__Record list__
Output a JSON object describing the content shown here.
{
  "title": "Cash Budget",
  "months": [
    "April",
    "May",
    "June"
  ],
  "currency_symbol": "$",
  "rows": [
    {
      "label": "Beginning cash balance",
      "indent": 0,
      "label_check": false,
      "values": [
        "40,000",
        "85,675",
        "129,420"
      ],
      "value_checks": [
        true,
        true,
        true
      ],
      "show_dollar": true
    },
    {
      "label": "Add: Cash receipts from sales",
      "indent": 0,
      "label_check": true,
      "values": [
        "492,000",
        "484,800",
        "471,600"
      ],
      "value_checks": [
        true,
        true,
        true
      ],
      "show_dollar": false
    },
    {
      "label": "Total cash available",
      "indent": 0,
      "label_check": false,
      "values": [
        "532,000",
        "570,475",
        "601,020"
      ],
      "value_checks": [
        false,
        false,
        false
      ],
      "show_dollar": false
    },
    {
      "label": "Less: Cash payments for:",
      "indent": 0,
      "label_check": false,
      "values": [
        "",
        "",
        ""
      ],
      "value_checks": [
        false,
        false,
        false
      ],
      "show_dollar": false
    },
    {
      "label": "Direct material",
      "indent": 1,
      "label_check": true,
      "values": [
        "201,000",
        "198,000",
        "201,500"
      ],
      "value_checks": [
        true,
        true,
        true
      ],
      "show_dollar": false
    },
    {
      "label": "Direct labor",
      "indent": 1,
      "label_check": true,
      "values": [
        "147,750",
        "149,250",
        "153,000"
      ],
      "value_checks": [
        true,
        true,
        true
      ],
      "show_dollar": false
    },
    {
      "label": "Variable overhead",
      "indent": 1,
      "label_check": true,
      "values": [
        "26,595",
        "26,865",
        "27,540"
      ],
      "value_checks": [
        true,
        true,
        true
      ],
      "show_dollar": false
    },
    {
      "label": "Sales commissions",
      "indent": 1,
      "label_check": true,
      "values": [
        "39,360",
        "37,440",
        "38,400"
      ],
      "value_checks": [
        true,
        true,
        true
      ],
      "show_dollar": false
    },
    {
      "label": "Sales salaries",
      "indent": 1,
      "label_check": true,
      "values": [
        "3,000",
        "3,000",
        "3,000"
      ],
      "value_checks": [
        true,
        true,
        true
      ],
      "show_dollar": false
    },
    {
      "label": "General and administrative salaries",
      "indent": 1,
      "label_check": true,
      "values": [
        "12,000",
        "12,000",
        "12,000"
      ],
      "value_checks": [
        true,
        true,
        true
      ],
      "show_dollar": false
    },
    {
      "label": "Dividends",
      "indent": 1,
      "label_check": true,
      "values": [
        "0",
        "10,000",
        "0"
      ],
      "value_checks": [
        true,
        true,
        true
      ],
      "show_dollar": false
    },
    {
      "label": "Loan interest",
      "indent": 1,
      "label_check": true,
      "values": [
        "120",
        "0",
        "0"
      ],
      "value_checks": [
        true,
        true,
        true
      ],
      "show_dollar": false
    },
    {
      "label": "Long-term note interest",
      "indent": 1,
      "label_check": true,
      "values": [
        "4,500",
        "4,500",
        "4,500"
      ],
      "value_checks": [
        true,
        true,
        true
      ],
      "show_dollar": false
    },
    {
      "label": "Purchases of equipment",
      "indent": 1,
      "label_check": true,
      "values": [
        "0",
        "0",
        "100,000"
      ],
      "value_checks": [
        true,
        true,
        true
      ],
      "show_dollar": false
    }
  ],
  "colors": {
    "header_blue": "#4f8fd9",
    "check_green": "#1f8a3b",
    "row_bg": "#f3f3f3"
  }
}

==

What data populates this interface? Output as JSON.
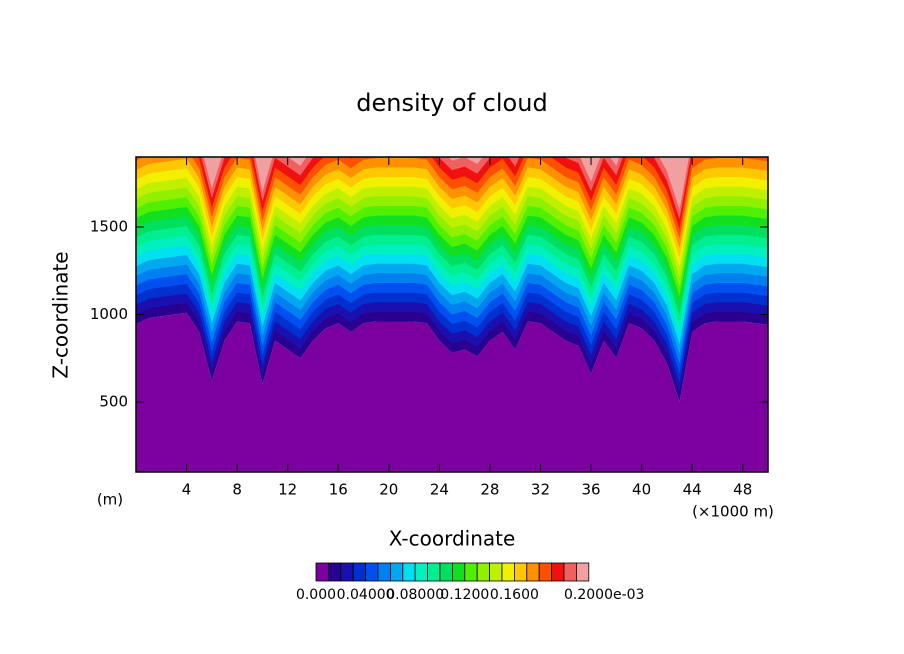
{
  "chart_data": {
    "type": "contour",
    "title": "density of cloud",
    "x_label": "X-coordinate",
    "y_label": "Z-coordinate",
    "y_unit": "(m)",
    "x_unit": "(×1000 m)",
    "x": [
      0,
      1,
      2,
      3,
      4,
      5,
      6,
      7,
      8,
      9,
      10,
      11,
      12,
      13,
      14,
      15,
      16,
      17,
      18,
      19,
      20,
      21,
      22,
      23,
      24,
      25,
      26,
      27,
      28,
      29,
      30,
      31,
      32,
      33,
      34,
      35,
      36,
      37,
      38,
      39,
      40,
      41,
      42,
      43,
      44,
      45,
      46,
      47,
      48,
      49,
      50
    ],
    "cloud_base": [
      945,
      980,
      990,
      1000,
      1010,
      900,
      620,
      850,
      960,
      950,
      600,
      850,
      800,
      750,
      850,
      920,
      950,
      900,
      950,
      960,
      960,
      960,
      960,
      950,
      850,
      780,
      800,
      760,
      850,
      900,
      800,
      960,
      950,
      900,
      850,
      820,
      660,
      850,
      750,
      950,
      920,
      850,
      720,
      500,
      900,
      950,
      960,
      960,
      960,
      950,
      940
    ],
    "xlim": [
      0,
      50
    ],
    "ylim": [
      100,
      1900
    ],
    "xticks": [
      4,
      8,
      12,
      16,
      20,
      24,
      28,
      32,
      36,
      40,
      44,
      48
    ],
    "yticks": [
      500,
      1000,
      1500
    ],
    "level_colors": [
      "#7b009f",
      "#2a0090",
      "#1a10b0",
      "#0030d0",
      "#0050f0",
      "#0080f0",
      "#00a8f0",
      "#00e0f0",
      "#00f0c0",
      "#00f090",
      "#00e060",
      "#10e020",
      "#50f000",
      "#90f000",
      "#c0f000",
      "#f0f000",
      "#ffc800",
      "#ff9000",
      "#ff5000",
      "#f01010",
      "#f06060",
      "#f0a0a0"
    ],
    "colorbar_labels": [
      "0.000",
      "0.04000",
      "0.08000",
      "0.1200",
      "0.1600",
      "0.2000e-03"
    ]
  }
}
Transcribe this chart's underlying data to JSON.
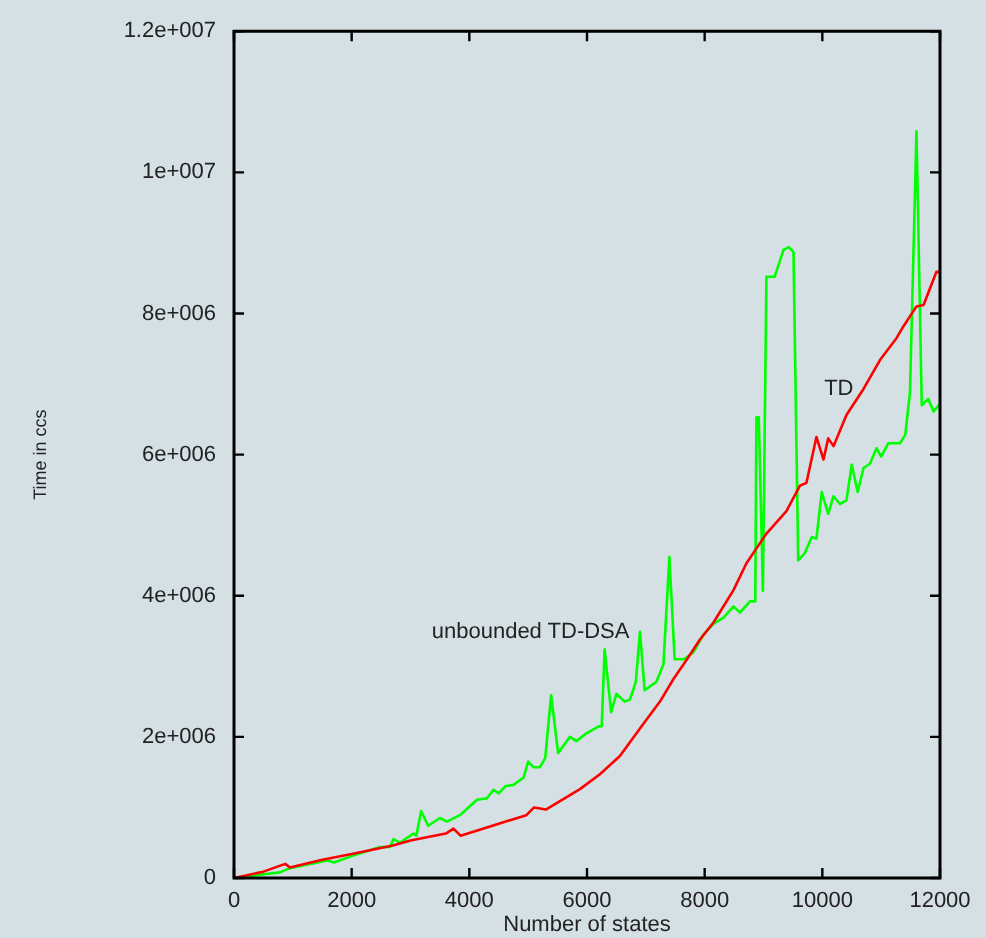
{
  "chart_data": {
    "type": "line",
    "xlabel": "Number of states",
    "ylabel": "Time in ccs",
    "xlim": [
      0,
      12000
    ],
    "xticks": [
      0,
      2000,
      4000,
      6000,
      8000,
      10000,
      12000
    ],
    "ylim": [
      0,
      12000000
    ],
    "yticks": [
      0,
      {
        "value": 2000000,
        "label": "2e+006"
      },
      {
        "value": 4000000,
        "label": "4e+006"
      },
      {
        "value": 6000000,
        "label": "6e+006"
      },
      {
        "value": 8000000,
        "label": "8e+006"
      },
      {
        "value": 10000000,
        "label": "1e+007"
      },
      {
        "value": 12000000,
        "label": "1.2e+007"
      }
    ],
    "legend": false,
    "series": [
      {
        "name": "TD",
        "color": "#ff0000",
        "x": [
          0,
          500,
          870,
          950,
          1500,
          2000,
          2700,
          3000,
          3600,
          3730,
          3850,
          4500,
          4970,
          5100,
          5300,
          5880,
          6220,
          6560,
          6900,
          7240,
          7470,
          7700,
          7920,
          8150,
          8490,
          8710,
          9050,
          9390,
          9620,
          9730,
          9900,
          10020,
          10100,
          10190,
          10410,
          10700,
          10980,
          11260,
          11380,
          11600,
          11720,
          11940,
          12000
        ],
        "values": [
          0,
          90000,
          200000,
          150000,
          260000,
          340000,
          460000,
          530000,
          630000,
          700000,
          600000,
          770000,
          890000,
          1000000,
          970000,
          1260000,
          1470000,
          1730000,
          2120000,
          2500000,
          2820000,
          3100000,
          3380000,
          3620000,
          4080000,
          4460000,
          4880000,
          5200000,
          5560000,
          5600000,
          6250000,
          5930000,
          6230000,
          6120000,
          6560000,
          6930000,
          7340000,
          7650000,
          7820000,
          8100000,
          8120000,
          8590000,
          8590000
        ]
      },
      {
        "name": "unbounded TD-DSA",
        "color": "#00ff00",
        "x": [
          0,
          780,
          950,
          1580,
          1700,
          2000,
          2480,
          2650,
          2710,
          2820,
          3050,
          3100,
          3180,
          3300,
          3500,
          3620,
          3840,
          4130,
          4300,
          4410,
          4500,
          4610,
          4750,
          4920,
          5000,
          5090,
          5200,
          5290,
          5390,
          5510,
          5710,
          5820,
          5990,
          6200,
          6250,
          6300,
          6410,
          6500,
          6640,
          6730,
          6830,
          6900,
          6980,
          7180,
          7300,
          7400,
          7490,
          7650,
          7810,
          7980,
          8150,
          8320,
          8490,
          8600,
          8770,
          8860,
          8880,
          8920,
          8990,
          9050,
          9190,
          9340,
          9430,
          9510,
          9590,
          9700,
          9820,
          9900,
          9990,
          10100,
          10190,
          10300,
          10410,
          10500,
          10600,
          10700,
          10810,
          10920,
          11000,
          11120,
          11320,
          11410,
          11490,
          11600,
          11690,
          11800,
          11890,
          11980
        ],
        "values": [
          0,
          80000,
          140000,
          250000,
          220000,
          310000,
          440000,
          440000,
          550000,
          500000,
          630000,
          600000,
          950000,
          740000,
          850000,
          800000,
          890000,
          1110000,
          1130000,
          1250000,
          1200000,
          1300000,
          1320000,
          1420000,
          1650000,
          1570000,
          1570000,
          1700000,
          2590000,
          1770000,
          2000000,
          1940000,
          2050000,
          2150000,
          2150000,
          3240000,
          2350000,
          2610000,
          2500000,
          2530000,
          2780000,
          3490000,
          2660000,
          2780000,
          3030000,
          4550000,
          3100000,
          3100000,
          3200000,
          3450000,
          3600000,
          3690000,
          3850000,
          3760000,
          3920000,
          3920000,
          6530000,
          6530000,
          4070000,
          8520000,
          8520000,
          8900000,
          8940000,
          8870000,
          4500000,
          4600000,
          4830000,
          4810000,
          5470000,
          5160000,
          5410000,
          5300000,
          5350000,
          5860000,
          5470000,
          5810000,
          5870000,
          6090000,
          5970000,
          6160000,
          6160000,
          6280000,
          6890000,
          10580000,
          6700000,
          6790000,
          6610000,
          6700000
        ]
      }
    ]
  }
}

__What to produce__
Report each line in the preceding entries that holds the string "salaries".

__Answer to the exercise__
      "label": "Sales salaries",
      "label": "General and administrative salaries",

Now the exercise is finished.